> _Short exercise 1_
Copy the lines of the listing below verbatim, from its first line through the line containing "candle-bear <box>515 189 521 233</box>", with both of those lines included.

======== Given text ========

When does an airstrike require on the ground target marking?

When describing possible military actions in Syria, news articles usually say that a full scale invasion is very unlikely. However, small groups of elite soldiers may go into the country in order to mark targets for airstrikes.

It seems to me that sometimes ground based guidance is needed, and sometimes not. Why not only use the methods of attack that do not require it? How are unplanned targets of opportunity engaged?

Under what circumstances is this guidance necessary?

Are there troops currently on the ground in Iraq marking targets?

Is this necessary with drone strikes as well?

What are the technological hurdles that prevent an aircraft from calculating a trajectory for a target itself?

Is marking targets only necessary when using outdated planes or missiles?

Probably a b-1 orbiting nearby

Danger close missions with allied troops nearby, same with civillians, anyone with a press badge nearby

You would have to expect it, you want to have positive control when making bomb runs that show up on CNN.

Yes , for the same reason. You want positive control when employing ordinance, this is not a war, its peace making.

Its less stressful for the pilot to pickle, if the target is being painted by a secondary source. He or she can fly at a higher elevation and unload.

Declan

Thank you very much Declan for a fast and great set of answers to my questions!

Before, I was under the impression that it was physically impossible for certain planes or missiles to strike targets without being painted with a laser. I was thinking this was due to technical limitations.

So actually, those strikes could be completed without on the ground assistance? It would just be more dangerous for the pilot, nearby friendlies, and a lower chance for a successful hit? Is that more or less correct?

Usually, yes.
It is indeed impossible for certain missiles to strikes targets without being painted with a laser.
There may be weather issues. Perhaps lasing from the ground provides less chance for weather to interfere than lasing from the air.

A laser designator can be mounted on a plane but surely, painting a target reliably is easier to do from the ground than a moving platform which may have to evade AAA and SAMs and either want to fly close to the ground in a way that would impede painting or high and fast.
Strikes could be completed without ground assistance. Some missiles are fire and forget but I get the impression that they’re more expensive and perhaps easier to fool since they rely on the missile’s AI recognizing the target rather than the “kitty guidance” SACLOS systems which simply head for the laser pointer.

Some weapons need laser designation. Which can be provided by a ground troop, a drone aircraft, a manned aircraft, or even the aircraft launching the weapon.

Other weapons are TV guided and will self-track the scene they’re locked onto before launch. Other TV guided weapons need a human typically in the launch aircraft or controlling the launch drone to be the brains & guide the missile as it closes on the target.

Some weapons guide to GPS coordinates. So once the pilot enters some coordinates & fires, the weapon goes there. The only challenge is somebody needs to determine the coordinates. That can be HQ, some grunt nearby on the ground with a map and/or GPS, the dropping pilot’s own eyes & aircraft on-board systems, or some other aircraft & crew.

Other weapons are totally stupid and fall wherever the pilot drops them. But the pilot still needs some way to know which spot on earth is the desired target. He/she may get those from HQ, a grunt on the ground, looking out the window himself, or being guided verbally to the spot of interest by another airplane.

And then the airplane smarts help the pilot maneuver to the spot in the sky that results in the bomb falling to impact the point on the ground the pilot sees with his/her eyes.

======== Material provided ========

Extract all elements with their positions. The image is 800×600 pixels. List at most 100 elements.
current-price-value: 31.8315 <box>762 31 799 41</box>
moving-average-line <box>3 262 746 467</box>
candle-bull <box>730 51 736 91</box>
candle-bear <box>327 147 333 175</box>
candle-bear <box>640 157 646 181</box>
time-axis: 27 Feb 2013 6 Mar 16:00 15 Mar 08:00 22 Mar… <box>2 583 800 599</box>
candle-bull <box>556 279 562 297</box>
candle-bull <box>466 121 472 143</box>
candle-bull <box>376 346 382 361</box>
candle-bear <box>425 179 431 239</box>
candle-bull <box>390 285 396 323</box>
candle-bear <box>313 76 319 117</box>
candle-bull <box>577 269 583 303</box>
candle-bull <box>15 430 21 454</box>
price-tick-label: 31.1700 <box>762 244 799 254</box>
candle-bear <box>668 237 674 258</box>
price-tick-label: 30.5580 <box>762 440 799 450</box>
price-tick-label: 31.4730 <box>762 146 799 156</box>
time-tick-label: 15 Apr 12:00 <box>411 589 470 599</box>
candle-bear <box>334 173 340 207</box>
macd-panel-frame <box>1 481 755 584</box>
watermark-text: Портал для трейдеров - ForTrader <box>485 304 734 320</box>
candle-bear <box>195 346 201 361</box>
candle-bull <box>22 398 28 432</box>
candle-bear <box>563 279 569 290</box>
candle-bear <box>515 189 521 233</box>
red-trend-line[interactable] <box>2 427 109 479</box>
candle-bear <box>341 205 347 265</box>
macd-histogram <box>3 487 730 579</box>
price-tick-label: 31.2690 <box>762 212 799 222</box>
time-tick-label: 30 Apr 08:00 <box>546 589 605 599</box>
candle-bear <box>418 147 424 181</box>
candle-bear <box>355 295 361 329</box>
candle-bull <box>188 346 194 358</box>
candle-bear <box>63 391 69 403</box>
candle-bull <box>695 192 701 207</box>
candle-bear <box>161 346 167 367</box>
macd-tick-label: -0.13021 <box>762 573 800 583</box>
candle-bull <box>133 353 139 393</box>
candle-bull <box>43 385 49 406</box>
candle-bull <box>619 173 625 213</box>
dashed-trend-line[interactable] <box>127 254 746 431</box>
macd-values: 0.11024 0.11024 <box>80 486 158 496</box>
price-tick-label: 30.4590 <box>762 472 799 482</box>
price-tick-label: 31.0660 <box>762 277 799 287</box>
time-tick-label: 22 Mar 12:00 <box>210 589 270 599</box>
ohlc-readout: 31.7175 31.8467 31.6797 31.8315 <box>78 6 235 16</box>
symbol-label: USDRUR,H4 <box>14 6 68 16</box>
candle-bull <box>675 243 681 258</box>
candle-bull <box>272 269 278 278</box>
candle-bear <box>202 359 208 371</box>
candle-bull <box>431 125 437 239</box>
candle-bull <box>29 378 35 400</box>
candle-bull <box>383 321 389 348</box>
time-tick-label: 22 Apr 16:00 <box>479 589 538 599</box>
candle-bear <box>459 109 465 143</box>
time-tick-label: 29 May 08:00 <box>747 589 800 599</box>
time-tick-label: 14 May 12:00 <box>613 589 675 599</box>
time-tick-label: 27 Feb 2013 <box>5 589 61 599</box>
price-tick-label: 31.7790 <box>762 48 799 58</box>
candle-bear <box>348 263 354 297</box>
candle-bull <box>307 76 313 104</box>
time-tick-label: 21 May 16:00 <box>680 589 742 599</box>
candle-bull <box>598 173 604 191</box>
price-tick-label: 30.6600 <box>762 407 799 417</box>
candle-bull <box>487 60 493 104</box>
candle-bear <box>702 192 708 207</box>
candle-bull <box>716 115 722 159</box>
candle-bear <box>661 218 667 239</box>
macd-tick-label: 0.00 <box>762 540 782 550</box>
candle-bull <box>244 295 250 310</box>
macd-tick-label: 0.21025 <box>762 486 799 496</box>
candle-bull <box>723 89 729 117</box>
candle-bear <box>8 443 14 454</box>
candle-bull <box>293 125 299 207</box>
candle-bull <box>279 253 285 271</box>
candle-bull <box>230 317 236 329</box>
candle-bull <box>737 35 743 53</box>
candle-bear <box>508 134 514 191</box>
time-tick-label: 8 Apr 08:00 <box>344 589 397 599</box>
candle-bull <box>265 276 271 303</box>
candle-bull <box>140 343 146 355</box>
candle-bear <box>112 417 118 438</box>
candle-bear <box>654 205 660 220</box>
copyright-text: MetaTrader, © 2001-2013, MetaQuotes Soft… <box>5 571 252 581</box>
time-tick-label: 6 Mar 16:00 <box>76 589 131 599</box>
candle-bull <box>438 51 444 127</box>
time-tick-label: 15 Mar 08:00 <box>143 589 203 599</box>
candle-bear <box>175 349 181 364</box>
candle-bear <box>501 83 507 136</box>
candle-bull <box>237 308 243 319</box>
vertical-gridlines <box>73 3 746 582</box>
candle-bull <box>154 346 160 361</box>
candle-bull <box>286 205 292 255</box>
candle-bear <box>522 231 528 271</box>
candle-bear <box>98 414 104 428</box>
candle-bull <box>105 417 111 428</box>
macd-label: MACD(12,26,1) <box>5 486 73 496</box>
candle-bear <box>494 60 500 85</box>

========

> _Short exercise 2_
Using the text on airstrike target marking, answer these:
(a) What does the reply signed Declan say a pilot can do when a secondary source paints the target?
(b) Which four sources does the text list as able to provide laser designation?
(c) What does the text say totally stupid weapons do?

> _Expected output 1_
Extract all elements with their positions. The image is 800×600 pixels. List at most 100 elements.
current-price-value: 31.8315 <box>762 31 799 41</box>
moving-average-line <box>3 262 746 467</box>
candle-bull <box>730 51 736 91</box>
candle-bear <box>327 147 333 175</box>
candle-bear <box>640 157 646 181</box>
time-axis: 27 Feb 2013 6 Mar 16:00 15 Mar 08:00 22 Mar… <box>2 583 800 599</box>
candle-bull <box>556 279 562 297</box>
candle-bull <box>466 121 472 143</box>
candle-bull <box>376 346 382 361</box>
candle-bear <box>425 179 431 239</box>
candle-bull <box>390 285 396 323</box>
candle-bear <box>313 76 319 117</box>
candle-bull <box>577 269 583 303</box>
candle-bull <box>15 430 21 454</box>
price-tick-label: 31.1700 <box>762 244 799 254</box>
candle-bear <box>668 237 674 258</box>
price-tick-label: 30.5580 <box>762 440 799 450</box>
price-tick-label: 31.4730 <box>762 146 799 156</box>
time-tick-label: 15 Apr 12:00 <box>411 589 470 599</box>
candle-bear <box>334 173 340 207</box>
macd-panel-frame <box>1 481 755 584</box>
watermark-text: Портал для трейдеров - ForTrader <box>485 304 734 320</box>
candle-bear <box>195 346 201 361</box>
candle-bull <box>22 398 28 432</box>
candle-bear <box>563 279 569 290</box>
candle-bear <box>515 189 521 233</box>

> _Expected output 2_
(a) Fly at a higher elevation and unload.
(b) A ground troop, a drone aircraft, a manned aircraft, or the aircraft launching the weapon.
(c) They fall wherever the pilot drops them.